**Task item**
For the records shown below, return an exact copy that excludes the pictures.

____

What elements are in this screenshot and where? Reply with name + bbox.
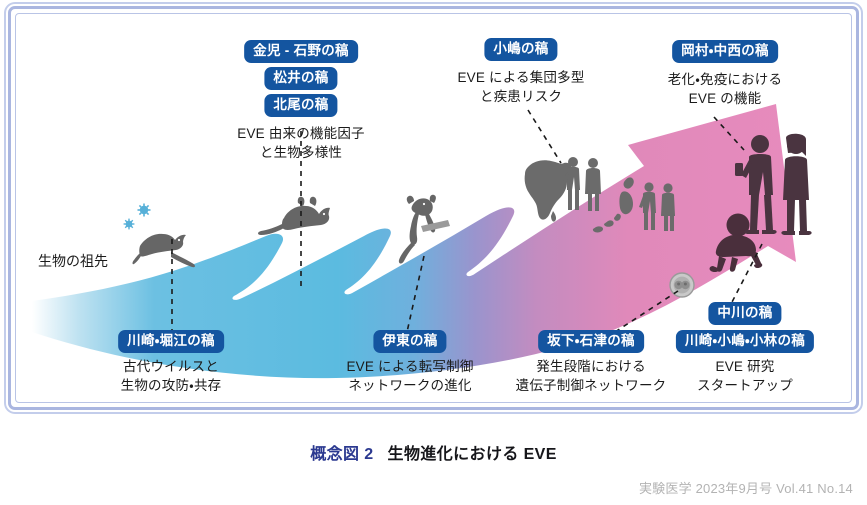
badge-matsui[interactable]: 松井の稿 xyxy=(264,67,337,90)
leader-line-startup xyxy=(731,244,762,304)
badge-nakagawa[interactable]: 中川の稿 xyxy=(708,302,781,325)
caption-line: EVE の機能 xyxy=(668,89,782,108)
crawling-baby-icon xyxy=(710,214,763,273)
badge-kojima[interactable]: 小嶋の稿 xyxy=(484,38,557,61)
caption-line: 生物の攻防・共存 xyxy=(121,376,222,395)
badge-kawasaki-kojima-kobayashi[interactable]: 川崎・小嶋・小林の稿 xyxy=(676,330,814,353)
embryo-two-cell-icon xyxy=(670,273,694,297)
caption-line: EVE 研究 xyxy=(697,357,793,376)
caption-line: EVE による集団多型 xyxy=(457,68,584,87)
caption-eve-functional-factors: EVE 由来の機能因子 と生物多様性 xyxy=(237,124,364,162)
caption-line: スタートアップ xyxy=(697,376,793,395)
caption-developmental-network: 発生段階における 遺伝子制御ネットワーク xyxy=(516,357,667,395)
figure-frame: 生物の祖先 金児 - 石野の稿 松井の稿 北尾の稿 EVE 由来の機能因子 と生… xyxy=(8,6,859,410)
africa-map-icon xyxy=(525,160,572,221)
badge-kaneko-ishino[interactable]: 金児 - 石野の稿 xyxy=(244,40,358,63)
caption-ancient-virus: 古代ウイルスと 生物の攻防・共存 xyxy=(121,357,222,395)
badge-sakashita-ishizu[interactable]: 坂下・石津の稿 xyxy=(538,330,644,353)
caption-aging-immunity: 老化・免疫における EVE の機能 xyxy=(668,70,782,108)
human-pair-japan-icon xyxy=(639,182,675,231)
caption-line: EVE 由来の機能因子 xyxy=(237,124,364,143)
caption-line: EVE による転写制御 xyxy=(346,357,473,376)
caption-line: と疾患リスク xyxy=(457,87,584,106)
caption-line: 老化・免疫における xyxy=(668,70,782,89)
caption-transcription-network: EVE による転写制御 ネットワークの進化 xyxy=(346,357,473,395)
caption-line: と生物多様性 xyxy=(237,143,364,162)
human-pair-africa-icon xyxy=(562,157,601,211)
caption-line: 古代ウイルスと xyxy=(121,357,222,376)
figure-caption-title: 生物進化における EVE xyxy=(388,446,557,463)
badge-kawasaki-horie[interactable]: 川崎・堀江の稿 xyxy=(118,330,224,353)
caption-line: 遺伝子制御ネットワーク xyxy=(516,376,667,395)
figure-caption-number: 概念図 2 xyxy=(310,446,373,463)
source-citation: 実験医学 2023年9月号 Vol.41 No.14 xyxy=(639,478,853,497)
figure-caption: 概念図 2生物進化における EVE xyxy=(0,440,867,464)
origin-label: 生物の祖先 xyxy=(38,251,108,271)
caption-eve-startup: EVE 研究 スタートアップ xyxy=(697,357,793,395)
caption-line: ネットワークの進化 xyxy=(346,376,473,395)
primitive-mammal-icon xyxy=(133,234,196,267)
japan-map-icon xyxy=(593,177,634,232)
caption-population-polymorphism: EVE による集団多型 と疾患リスク xyxy=(457,68,584,106)
leader-line-aging xyxy=(714,117,744,150)
badge-kitao[interactable]: 北尾の稿 xyxy=(264,94,337,117)
leader-line-population xyxy=(528,110,561,163)
figure-inner-frame: 生物の祖先 金児 - 石野の稿 松井の稿 北尾の稿 EVE 由来の機能因子 と生… xyxy=(15,13,852,403)
leader-line-transcription xyxy=(407,256,424,332)
caption-line: 発生段階における xyxy=(516,357,667,376)
leader-line-developmental xyxy=(612,291,678,334)
monkey-icon xyxy=(399,195,450,264)
virus-particles-icon xyxy=(124,204,151,230)
modern-human-pair-icon xyxy=(735,134,812,235)
badge-ito[interactable]: 伊東の稿 xyxy=(373,330,446,353)
badge-okamura-nakanishi[interactable]: 岡村・中西の稿 xyxy=(672,40,778,63)
mouse-icon xyxy=(258,197,330,235)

____

**Output of the task**
What elements are in this screenshot and where? Reply with name + bbox.
badge-matsui[interactable]: 松井の稿 xyxy=(264,67,337,90)
leader-line-startup xyxy=(731,244,762,304)
badge-nakagawa[interactable]: 中川の稿 xyxy=(708,302,781,325)
caption-line: EVE の機能 xyxy=(668,89,782,108)
crawling-baby-icon xyxy=(710,214,763,273)
badge-kojima[interactable]: 小嶋の稿 xyxy=(484,38,557,61)
caption-line: 生物の攻防・共存 xyxy=(121,376,222,395)
badge-kawasaki-kojima-kobayashi[interactable]: 川崎・小嶋・小林の稿 xyxy=(676,330,814,353)
embryo-two-cell-icon xyxy=(670,273,694,297)
caption-line: EVE 研究 xyxy=(697,357,793,376)
caption-line: EVE による集団多型 xyxy=(457,68,584,87)
caption-eve-functional-factors: EVE 由来の機能因子 と生物多様性 xyxy=(237,124,364,162)
caption-line: スタートアップ xyxy=(697,376,793,395)
caption-developmental-network: 発生段階における 遺伝子制御ネットワーク xyxy=(516,357,667,395)
figure-frame: 生物の祖先 金児 - 石野の稿 松井の稿 北尾の稿 EVE 由来の機能因子 と生… xyxy=(8,6,859,410)
africa-map-icon xyxy=(525,160,572,221)
badge-kaneko-ishino[interactable]: 金児 - 石野の稿 xyxy=(244,40,358,63)
caption-ancient-virus: 古代ウイルスと 生物の攻防・共存 xyxy=(121,357,222,395)
badge-sakashita-ishizu[interactable]: 坂下・石津の稿 xyxy=(538,330,644,353)
caption-aging-immunity: 老化・免疫における EVE の機能 xyxy=(668,70,782,108)
human-pair-japan-icon xyxy=(639,182,675,231)
caption-line: EVE 由来の機能因子 xyxy=(237,124,364,143)
caption-line: EVE による転写制御 xyxy=(346,357,473,376)
caption-line: と疾患リスク xyxy=(457,87,584,106)
caption-line: 老化・免疫における xyxy=(668,70,782,89)
caption-transcription-network: EVE による転写制御 ネットワークの進化 xyxy=(346,357,473,395)
caption-line: と生物多様性 xyxy=(237,143,364,162)
human-pair-africa-icon xyxy=(562,157,601,211)
caption-line: 古代ウイルスと xyxy=(121,357,222,376)
figure-caption-title: 生物進化における EVE xyxy=(388,446,557,463)
badge-kawasaki-horie[interactable]: 川崎・堀江の稿 xyxy=(118,330,224,353)
caption-line: 遺伝子制御ネットワーク xyxy=(516,376,667,395)
figure-caption-number: 概念図 2 xyxy=(310,446,373,463)
source-citation: 実験医学 2023年9月号 Vol.41 No.14 xyxy=(639,478,853,497)
figure-caption: 概念図 2生物進化における EVE xyxy=(0,440,867,464)
origin-label: 生物の祖先 xyxy=(38,251,108,271)
caption-eve-startup: EVE 研究 スタートアップ xyxy=(697,357,793,395)
caption-line: ネットワークの進化 xyxy=(346,376,473,395)
primitive-mammal-icon xyxy=(133,234,196,267)
japan-map-icon xyxy=(593,177,634,232)
caption-population-polymorphism: EVE による集団多型 と疾患リスク xyxy=(457,68,584,106)
leader-line-aging xyxy=(714,117,744,150)
badge-kitao[interactable]: 北尾の稿 xyxy=(264,94,337,117)
leader-line-population xyxy=(528,110,561,163)
figure-inner-frame: 生物の祖先 金児 - 石野の稿 松井の稿 北尾の稿 EVE 由来の機能因子 と生… xyxy=(15,13,852,403)
leader-line-transcription xyxy=(407,256,424,332)
caption-line: 発生段階における xyxy=(516,357,667,376)
leader-line-developmental xyxy=(612,291,678,334)
monkey-icon xyxy=(399,195,450,264)
virus-particles-icon xyxy=(124,204,151,230)
modern-human-pair-icon xyxy=(735,134,812,235)
badge-ito[interactable]: 伊東の稿 xyxy=(373,330,446,353)
badge-okamura-nakanishi[interactable]: 岡村・中西の稿 xyxy=(672,40,778,63)
mouse-icon xyxy=(258,197,330,235)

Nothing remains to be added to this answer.